> [Task prompt]: Retype the records below exactly as they appear.

> [Task inputs]:
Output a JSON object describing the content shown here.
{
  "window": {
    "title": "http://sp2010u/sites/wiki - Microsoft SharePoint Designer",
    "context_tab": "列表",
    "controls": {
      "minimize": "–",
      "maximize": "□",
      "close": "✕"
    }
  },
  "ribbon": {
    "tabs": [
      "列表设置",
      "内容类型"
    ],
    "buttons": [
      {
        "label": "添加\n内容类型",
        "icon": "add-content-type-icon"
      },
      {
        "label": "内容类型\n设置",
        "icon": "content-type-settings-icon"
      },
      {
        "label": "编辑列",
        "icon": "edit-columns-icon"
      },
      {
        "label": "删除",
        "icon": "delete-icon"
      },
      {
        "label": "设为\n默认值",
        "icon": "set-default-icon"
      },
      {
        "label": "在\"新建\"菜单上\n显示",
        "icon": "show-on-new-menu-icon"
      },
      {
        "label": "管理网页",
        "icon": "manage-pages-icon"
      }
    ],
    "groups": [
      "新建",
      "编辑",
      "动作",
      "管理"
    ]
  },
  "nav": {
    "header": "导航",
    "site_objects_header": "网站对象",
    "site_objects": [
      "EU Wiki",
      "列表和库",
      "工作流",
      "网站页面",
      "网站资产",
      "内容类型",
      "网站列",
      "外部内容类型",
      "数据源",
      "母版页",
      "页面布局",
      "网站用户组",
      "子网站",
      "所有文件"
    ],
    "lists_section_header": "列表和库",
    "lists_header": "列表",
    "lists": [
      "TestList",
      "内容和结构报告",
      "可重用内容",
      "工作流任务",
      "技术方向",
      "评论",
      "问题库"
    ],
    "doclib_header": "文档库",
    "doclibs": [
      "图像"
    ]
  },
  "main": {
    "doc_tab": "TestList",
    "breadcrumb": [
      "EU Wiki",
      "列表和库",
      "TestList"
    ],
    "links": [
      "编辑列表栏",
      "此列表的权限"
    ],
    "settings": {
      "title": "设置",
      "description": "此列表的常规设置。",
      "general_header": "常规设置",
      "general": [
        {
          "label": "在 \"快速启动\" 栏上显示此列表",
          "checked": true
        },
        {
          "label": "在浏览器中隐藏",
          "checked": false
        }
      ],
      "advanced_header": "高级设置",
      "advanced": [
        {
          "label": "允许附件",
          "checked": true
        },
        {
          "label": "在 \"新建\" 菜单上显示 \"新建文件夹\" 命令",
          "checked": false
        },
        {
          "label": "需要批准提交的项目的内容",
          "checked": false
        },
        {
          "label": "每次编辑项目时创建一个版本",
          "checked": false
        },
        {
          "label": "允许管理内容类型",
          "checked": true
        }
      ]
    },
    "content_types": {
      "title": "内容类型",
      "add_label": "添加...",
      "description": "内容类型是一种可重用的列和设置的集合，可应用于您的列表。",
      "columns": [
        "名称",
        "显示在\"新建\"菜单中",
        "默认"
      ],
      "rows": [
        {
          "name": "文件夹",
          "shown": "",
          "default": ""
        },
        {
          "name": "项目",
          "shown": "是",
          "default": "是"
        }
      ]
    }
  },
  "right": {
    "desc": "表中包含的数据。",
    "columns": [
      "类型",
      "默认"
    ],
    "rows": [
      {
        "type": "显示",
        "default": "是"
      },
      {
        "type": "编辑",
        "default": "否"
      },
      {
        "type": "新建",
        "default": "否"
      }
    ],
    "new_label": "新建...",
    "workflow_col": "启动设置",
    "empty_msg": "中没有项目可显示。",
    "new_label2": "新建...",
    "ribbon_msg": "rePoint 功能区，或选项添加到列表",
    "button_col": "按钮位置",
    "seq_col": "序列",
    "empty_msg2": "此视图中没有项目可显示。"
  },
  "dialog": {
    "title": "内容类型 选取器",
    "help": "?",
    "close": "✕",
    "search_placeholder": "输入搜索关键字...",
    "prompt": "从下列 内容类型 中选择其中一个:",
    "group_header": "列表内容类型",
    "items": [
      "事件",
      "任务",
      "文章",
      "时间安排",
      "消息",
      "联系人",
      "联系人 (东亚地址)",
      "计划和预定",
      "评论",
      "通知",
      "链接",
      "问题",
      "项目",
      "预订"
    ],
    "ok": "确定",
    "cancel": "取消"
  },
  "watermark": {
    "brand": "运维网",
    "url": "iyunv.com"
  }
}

> [The response]:
Output a JSON object describing the content shown here.
{
  "window": {
    "title": "http://sp2010u/sites/wiki - Microsoft SharePoint Designer",
    "context_tab": "列表",
    "controls": {
      "minimize": "–",
      "maximize": "□",
      "close": "✕"
    }
  },
  "ribbon": {
    "tabs": [
      "列表设置",
      "内容类型"
    ],
    "buttons": [
      {
        "label": "添加\n内容类型",
        "icon": "add-content-type-icon"
      },
      {
        "label": "内容类型\n设置",
        "icon": "content-type-settings-icon"
      },
      {
        "label": "编辑列",
        "icon": "edit-columns-icon"
      },
      {
        "label": "删除",
        "icon": "delete-icon"
      },
      {
        "label": "设为\n默认值",
        "icon": "set-default-icon"
      },
      {
        "label": "在\"新建\"菜单上\n显示",
        "icon": "show-on-new-menu-icon"
      },
      {
        "label": "管理网页",
        "icon": "manage-pages-icon"
      }
    ],
    "groups": [
      "新建",
      "编辑",
      "动作",
      "管理"
    ]
  },
  "nav": {
    "header": "导航",
    "site_objects_header": "网站对象",
    "site_objects": [
      "EU Wiki",
      "列表和库",
      "工作流",
      "网站页面",
      "网站资产",
      "内容类型",
      "网站列",
      "外部内容类型",
      "数据源",
      "母版页",
      "页面布局",
      "网站用户组",
      "子网站",
      "所有文件"
    ],
    "lists_section_header": "列表和库",
    "lists_header": "列表",
    "lists": [
      "TestList",
      "内容和结构报告",
      "可重用内容",
      "工作流任务",
      "技术方向",
      "评论",
      "问题库"
    ],
    "doclib_header": "文档库",
    "doclibs": [
      "图像"
    ]
  },
  "main": {
    "doc_tab": "TestList",
    "breadcrumb": [
      "EU Wiki",
      "列表和库",
      "TestList"
    ],
    "links": [
      "编辑列表栏",
      "此列表的权限"
    ],
    "settings": {
      "title": "设置",
      "description": "此列表的常规设置。",
      "general_header": "常规设置",
      "general": [
        {
          "label": "在 \"快速启动\" 栏上显示此列表",
          "checked": true
        },
        {
          "label": "在浏览器中隐藏",
          "checked": false
        }
      ],
      "advanced_header": "高级设置",
      "advanced": [
        {
          "label": "允许附件",
          "checked": true
        },
        {
          "label": "在 \"新建\" 菜单上显示 \"新建文件夹\" 命令",
          "checked": false
        },
        {
          "label": "需要批准提交的项目的内容",
          "checked": false
        },
        {
          "label": "每次编辑项目时创建一个版本",
          "checked": false
        },
        {
          "label": "允许管理内容类型",
          "checked": true
        }
      ]
    },
    "content_types": {
      "title": "内容类型",
      "add_label": "添加...",
      "description": "内容类型是一种可重用的列和设置的集合，可应用于您的列表。",
      "columns": [
        "名称",
        "显示在\"新建\"菜单中",
        "默认"
      ],
      "rows": [
        {
          "name": "文件夹",
          "shown": "",
          "default": ""
        },
        {
          "name": "项目",
          "shown": "是",
          "default": "是"
        }
      ]
    }
  },
  "right": {
    "desc": "表中包含的数据。",
    "columns": [
      "类型",
      "默认"
    ],
    "rows": [
      {
        "type": "显示",
        "default": "是"
      },
      {
        "type": "编辑",
        "default": "否"
      },
      {
        "type": "新建",
        "default": "否"
      }
    ],
    "new_label": "新建...",
    "workflow_col": "启动设置",
    "empty_msg": "中没有项目可显示。",
    "new_label2": "新建...",
    "ribbon_msg": "rePoint 功能区，或选项添加到列表",
    "button_col": "按钮位置",
    "seq_col": "序列",
    "empty_msg2": "此视图中没有项目可显示。"
  },
  "dialog": {
    "title": "内容类型 选取器",
    "help": "?",
    "close": "✕",
    "search_placeholder": "输入搜索关键字...",
    "prompt": "从下列 内容类型 中选择其中一个:",
    "group_header": "列表内容类型",
    "items": [
      "事件",
      "任务",
      "文章",
      "时间安排",
      "消息",
      "联系人",
      "联系人 (东亚地址)",
      "计划和预定",
      "评论",
      "通知",
      "链接",
      "问题",
      "项目",
      "预订"
    ],
    "ok": "确定",
    "cancel": "取消"
  },
  "watermark": {
    "brand": "运维网",
    "url": "iyunv.com"
  }
}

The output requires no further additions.